-- START OF Data entries --
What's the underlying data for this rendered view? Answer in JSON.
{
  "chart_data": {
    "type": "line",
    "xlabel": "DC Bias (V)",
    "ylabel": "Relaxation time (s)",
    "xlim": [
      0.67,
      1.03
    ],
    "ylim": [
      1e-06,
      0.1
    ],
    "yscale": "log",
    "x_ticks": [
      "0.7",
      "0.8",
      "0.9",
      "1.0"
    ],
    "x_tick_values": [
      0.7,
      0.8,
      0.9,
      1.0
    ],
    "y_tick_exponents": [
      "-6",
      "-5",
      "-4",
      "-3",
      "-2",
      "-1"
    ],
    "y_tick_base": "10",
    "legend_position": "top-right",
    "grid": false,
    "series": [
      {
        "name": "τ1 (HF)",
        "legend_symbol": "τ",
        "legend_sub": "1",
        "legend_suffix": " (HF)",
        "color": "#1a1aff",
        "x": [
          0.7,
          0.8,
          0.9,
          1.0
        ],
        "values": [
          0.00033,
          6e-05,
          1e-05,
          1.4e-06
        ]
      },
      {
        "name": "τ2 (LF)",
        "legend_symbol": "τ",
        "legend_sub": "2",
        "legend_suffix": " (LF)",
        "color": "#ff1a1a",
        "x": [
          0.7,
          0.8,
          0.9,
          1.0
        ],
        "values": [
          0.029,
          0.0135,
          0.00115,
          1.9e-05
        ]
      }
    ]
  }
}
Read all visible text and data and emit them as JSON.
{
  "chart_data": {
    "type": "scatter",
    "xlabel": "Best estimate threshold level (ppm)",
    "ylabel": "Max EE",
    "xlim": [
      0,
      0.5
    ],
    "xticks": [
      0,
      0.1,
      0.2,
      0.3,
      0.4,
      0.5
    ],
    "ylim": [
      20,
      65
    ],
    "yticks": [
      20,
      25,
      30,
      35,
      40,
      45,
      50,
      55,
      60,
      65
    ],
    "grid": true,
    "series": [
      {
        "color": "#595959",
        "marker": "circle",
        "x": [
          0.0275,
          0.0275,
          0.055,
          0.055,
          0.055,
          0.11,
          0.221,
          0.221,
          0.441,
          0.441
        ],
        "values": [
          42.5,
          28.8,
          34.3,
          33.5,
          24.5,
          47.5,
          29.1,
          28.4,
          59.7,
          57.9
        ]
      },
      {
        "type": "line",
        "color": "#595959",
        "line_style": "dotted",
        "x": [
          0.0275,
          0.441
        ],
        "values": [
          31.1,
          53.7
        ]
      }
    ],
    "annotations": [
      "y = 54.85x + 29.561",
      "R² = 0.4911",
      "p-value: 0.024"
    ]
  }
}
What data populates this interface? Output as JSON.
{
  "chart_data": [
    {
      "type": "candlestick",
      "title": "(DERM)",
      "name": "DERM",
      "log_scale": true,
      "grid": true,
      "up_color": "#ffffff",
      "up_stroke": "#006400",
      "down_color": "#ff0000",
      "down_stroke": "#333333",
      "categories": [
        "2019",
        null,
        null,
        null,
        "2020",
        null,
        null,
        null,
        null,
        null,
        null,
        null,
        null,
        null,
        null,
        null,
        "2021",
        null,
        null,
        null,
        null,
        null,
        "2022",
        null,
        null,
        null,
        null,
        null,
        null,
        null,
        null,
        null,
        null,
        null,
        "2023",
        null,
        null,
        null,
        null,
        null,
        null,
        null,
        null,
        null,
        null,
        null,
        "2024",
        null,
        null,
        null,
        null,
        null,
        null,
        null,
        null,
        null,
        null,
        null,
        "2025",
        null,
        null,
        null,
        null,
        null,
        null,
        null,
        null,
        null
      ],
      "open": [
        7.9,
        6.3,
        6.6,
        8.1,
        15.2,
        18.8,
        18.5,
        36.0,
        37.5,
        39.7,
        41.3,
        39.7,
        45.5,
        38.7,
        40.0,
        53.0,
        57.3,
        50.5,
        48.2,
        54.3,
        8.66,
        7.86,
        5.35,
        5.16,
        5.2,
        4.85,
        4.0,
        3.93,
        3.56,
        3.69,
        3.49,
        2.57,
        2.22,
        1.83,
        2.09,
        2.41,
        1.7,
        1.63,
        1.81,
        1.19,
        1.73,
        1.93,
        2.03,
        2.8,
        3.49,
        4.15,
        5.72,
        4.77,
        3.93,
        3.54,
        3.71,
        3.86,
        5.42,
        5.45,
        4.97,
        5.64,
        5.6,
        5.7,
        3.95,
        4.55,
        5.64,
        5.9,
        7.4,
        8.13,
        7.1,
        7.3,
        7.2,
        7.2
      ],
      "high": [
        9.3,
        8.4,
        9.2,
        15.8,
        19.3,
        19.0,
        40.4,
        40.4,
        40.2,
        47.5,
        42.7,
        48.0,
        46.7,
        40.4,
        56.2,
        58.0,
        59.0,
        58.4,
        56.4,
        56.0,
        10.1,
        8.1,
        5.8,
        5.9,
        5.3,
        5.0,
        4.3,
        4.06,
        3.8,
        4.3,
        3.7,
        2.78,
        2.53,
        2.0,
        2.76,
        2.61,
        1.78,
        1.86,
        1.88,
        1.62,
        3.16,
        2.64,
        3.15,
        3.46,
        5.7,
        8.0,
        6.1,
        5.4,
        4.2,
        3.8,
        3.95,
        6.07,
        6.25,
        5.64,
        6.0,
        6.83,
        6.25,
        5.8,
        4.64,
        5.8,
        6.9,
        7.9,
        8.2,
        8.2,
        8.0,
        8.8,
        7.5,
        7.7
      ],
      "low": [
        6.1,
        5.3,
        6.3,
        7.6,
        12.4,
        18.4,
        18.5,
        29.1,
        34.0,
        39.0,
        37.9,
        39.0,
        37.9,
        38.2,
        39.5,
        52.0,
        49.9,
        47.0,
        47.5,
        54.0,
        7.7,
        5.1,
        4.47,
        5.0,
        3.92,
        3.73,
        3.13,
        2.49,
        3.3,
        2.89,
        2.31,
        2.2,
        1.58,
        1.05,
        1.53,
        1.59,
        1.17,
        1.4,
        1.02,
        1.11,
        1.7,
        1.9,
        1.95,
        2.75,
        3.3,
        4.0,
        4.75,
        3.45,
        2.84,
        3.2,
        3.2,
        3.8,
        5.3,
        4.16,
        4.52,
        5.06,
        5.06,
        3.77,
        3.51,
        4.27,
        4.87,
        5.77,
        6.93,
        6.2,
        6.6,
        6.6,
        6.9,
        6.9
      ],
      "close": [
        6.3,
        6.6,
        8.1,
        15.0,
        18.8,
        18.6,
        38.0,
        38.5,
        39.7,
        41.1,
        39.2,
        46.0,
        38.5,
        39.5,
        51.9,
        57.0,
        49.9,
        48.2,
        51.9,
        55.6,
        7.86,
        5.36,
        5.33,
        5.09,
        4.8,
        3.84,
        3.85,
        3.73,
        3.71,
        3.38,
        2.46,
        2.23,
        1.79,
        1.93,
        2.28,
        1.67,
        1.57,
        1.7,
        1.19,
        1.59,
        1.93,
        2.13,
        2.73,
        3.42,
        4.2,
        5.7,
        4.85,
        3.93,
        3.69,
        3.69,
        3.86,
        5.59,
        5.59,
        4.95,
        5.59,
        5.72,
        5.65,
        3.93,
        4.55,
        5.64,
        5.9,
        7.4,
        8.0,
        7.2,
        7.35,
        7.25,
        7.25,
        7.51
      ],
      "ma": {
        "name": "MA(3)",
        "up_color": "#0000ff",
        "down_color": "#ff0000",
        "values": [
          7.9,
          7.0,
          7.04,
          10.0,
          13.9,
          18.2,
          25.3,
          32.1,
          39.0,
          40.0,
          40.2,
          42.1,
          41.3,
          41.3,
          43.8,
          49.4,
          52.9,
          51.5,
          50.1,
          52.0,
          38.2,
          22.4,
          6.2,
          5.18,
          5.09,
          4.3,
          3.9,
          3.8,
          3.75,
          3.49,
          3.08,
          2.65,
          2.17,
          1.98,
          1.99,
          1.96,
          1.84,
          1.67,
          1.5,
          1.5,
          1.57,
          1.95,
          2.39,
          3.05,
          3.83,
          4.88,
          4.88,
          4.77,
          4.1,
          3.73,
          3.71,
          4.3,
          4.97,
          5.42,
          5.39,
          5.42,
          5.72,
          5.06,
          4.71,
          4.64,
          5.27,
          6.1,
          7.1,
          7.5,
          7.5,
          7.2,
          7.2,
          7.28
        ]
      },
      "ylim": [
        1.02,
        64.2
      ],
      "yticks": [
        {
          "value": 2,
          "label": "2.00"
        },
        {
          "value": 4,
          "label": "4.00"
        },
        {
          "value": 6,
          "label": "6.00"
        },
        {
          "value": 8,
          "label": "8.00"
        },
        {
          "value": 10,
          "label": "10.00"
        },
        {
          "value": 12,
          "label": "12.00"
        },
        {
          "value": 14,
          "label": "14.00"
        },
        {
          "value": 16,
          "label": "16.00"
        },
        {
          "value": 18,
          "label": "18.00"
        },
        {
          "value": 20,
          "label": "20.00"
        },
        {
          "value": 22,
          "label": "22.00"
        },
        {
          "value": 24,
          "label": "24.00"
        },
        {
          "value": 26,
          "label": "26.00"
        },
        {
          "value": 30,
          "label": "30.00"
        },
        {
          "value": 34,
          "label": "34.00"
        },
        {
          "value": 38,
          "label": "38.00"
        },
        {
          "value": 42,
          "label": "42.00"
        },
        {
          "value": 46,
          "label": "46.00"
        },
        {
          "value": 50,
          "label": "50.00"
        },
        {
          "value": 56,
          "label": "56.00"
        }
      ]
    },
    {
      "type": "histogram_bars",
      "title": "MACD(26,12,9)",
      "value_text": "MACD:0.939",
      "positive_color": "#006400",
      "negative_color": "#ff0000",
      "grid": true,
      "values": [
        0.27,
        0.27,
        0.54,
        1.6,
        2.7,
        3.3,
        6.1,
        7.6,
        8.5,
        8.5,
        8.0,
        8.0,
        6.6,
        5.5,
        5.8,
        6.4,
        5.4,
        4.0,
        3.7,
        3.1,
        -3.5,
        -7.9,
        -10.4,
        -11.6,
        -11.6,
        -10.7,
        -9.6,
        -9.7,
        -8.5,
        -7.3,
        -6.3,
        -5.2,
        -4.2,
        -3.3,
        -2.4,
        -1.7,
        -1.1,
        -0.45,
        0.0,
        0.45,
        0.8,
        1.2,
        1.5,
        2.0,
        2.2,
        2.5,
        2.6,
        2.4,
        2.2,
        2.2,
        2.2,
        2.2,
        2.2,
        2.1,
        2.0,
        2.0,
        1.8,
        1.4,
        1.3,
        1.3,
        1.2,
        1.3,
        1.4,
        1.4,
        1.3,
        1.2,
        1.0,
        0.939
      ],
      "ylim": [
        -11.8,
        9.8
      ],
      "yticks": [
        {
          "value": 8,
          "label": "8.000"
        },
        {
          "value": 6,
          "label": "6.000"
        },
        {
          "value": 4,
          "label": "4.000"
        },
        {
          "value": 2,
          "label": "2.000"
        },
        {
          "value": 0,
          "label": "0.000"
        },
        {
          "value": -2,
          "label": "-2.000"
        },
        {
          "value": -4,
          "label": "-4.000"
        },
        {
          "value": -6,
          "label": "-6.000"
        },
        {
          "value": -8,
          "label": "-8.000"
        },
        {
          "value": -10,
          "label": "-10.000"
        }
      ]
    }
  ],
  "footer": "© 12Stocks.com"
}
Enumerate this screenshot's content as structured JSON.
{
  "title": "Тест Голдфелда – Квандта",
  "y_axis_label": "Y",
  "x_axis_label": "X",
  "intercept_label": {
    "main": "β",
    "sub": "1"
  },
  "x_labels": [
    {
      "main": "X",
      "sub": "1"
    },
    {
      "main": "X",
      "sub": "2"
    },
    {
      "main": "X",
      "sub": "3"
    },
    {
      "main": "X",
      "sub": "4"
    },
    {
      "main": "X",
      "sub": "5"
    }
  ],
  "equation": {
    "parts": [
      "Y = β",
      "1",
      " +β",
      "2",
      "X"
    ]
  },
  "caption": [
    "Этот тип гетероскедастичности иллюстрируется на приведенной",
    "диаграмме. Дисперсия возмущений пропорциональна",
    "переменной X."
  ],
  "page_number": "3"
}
-- END OF Data entries --
* _Directions_:
Of the lines in the material, how many include "xlabel"? Respond with the number alone.

* _Output of the exercise_:
2